* [Written exercise]: Please rewrite the stretch of the transcript from "Sarah Kingsbury:               That will" through "detail about that?", putting "battery condition" wherever "battery health" appears.

* [Source document]:
Sarah Kingsbury:               That will be nice.

David Averbach:                I don't actually know this is true, but I'm guessing you would be able to then also send text messages from a PC, which is now very difficult to do.

Sarah Kingsbury:               That's exactly what I was thinking of.

Donna Cleveland:             Yeah. That's something Apple pulled at the last minute, and they haven't said anything about why that is. The other feature that we were really excited about is battery health readings. Right now, there's already a battery section in your settings app, but now with iOS 11.3, they've added a feature that lets you see your battery health.

Sarah Kingsbury:               Can I add one important detail about that?

Donna Cleveland:             Yeah.

Sarah Kingsbury:               It's only for iPhone 7 and earlier.

David Averbach:                Oh, [crosstalk 00:28:35].

Sarah Kingsbury:               If you have an iPhone 8 or an iPhone X, you won't be able to ...

Donna Cleveland:             Throttle?

Sarah Kingsbury:               Yeah. You won't be able to throttle.

David Averbach:                But can you check your health?

Sarah Kingsbury:               You will be able to see your battery health. Yeah.

* [Supplied information]:
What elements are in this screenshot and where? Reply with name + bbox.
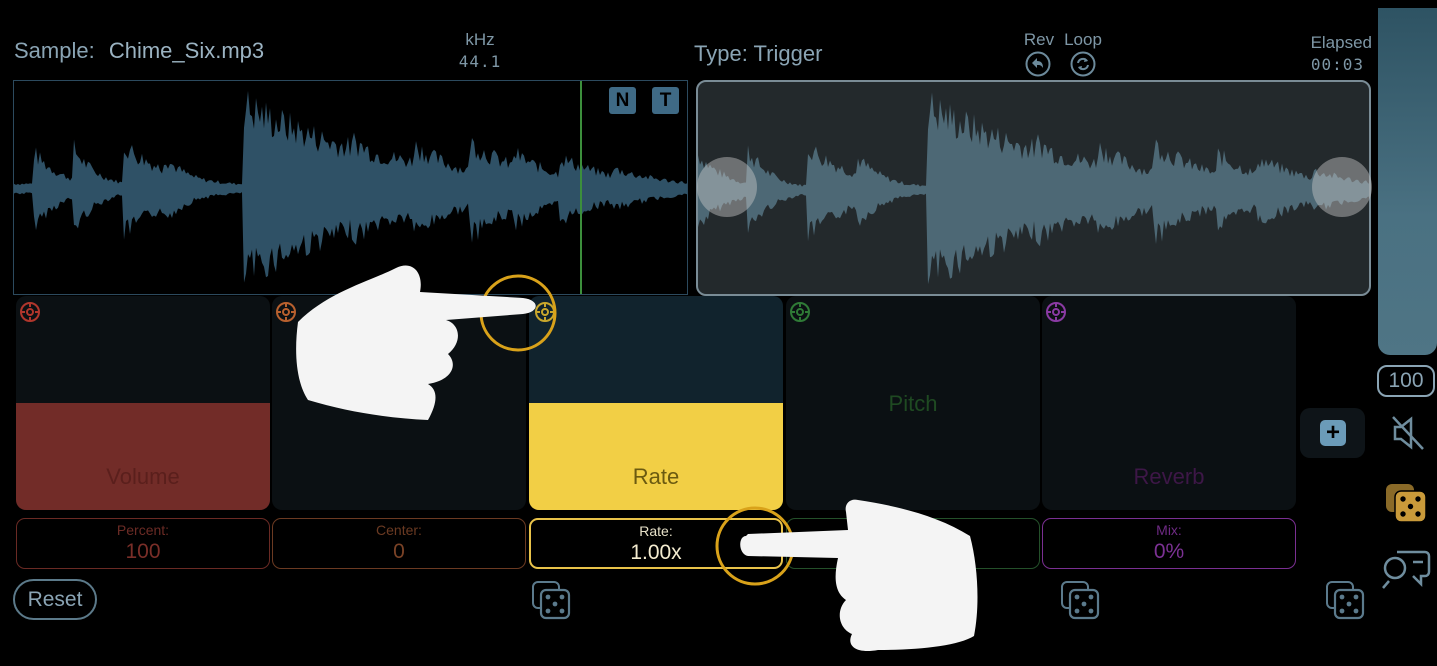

* [Result of this task]:
Sarah Kingsbury:               That will be nice.

David Averbach:                I don't actually know this is true, but I'm guessing you would be able to then also send text messages from a PC, which is now very difficult to do.

Sarah Kingsbury:               That's exactly what I was thinking of.

Donna Cleveland:             Yeah. That's something Apple pulled at the last minute, and they haven't said anything about why that is. The other feature that we were really excited about is battery condition readings. Right now, there's already a battery section in your settings app, but now with iOS 11.3, they've added a feature that lets you see your battery condition.

Sarah Kingsbury:               Can I add one important detail about that?